Stored data entries:
* * * * * * *

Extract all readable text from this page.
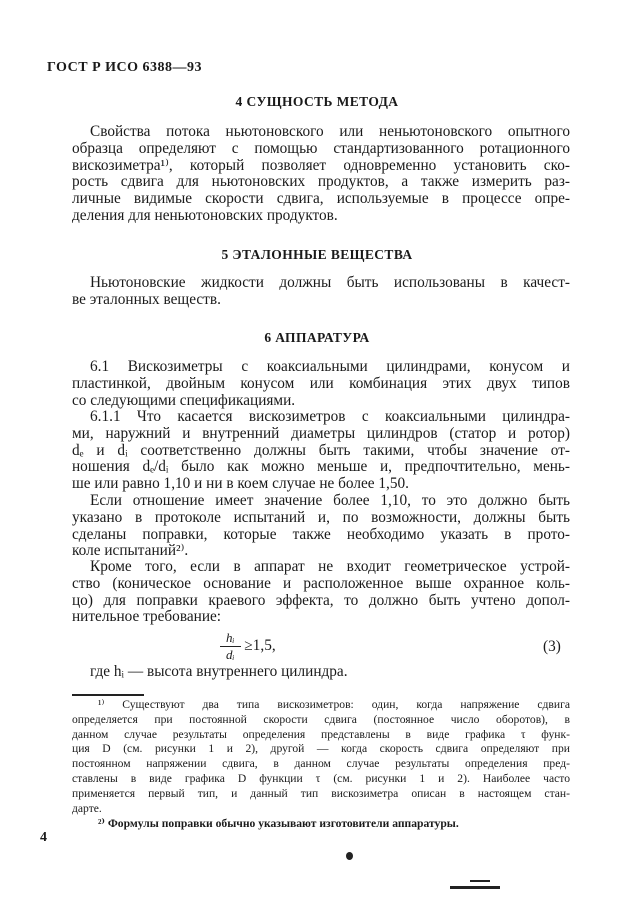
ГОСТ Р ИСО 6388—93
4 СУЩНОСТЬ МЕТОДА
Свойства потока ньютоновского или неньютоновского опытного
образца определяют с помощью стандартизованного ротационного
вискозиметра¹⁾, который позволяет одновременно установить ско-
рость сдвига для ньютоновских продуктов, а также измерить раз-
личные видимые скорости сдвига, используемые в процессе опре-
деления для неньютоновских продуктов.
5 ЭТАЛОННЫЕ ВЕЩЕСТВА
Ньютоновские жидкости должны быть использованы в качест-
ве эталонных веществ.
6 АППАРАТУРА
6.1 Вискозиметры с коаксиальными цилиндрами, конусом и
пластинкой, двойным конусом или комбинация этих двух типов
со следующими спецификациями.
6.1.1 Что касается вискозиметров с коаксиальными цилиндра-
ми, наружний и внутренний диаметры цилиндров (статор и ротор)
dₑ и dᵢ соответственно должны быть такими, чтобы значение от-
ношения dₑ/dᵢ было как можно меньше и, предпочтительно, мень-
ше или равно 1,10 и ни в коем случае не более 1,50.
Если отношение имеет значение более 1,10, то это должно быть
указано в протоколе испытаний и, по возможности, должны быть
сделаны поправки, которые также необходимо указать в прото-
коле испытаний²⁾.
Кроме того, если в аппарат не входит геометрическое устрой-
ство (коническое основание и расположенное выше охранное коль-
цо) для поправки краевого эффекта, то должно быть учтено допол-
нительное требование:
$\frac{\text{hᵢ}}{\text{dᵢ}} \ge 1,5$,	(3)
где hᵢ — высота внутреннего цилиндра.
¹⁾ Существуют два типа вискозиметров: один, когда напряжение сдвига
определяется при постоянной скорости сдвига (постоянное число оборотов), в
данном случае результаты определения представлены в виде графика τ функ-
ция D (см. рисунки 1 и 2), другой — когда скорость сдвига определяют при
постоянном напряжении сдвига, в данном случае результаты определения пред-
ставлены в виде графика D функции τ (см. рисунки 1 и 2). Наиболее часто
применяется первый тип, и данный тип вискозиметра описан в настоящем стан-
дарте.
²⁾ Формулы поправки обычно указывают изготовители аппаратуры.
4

* * * * * * *

**Exercise details**
Return each line of the data, keeping its wording exact and omitting pictures.

**Solution to the problem**
Extract all readable text from this page.
ГОСТ Р ИСО 6388—93
4 СУЩНОСТЬ МЕТОДА
Свойства потока ньютоновского или неньютоновского опытного
образца определяют с помощью стандартизованного ротационного
вискозиметра¹⁾, который позволяет одновременно установить ско-
рость сдвига для ньютоновских продуктов, а также измерить раз-
личные видимые скорости сдвига, используемые в процессе опре-
деления для неньютоновских продуктов.
5 ЭТАЛОННЫЕ ВЕЩЕСТВА
Ньютоновские жидкости должны быть использованы в качест-
ве эталонных веществ.
6 АППАРАТУРА
6.1 Вискозиметры с коаксиальными цилиндрами, конусом и
пластинкой, двойным конусом или комбинация этих двух типов
со следующими спецификациями.
6.1.1 Что касается вискозиметров с коаксиальными цилиндра-
ми, наружний и внутренний диаметры цилиндров (статор и ротор)
dₑ и dᵢ соответственно должны быть такими, чтобы значение от-
ношения dₑ/dᵢ было как можно меньше и, предпочтительно, мень-
ше или равно 1,10 и ни в коем случае не более 1,50.
Если отношение имеет значение более 1,10, то это должно быть
указано в протоколе испытаний и, по возможности, должны быть
сделаны поправки, которые также необходимо указать в прото-
коле испытаний²⁾.
Кроме того, если в аппарат не входит геометрическое устрой-
ство (коническое основание и расположенное выше охранное коль-
цо) для поправки краевого эффекта, то должно быть учтено допол-
нительное требование:
$\frac{\text{hᵢ}}{\text{dᵢ}} \ge 1,5$,	(3)
где hᵢ — высота внутреннего цилиндра.
¹⁾ Существуют два типа вискозиметров: один, когда напряжение сдвига
определяется при постоянной скорости сдвига (постоянное число оборотов), в
данном случае результаты определения представлены в виде графика τ функ-
ция D (см. рисунки 1 и 2), другой — когда скорость сдвига определяют при
постоянном напряжении сдвига, в данном случае результаты определения пред-
ставлены в виде графика D функции τ (см. рисунки 1 и 2). Наиболее часто
применяется первый тип, и данный тип вискозиметра описан в настоящем стан-
дарте.
²⁾ Формулы поправки обычно указывают изготовители аппаратуры.
4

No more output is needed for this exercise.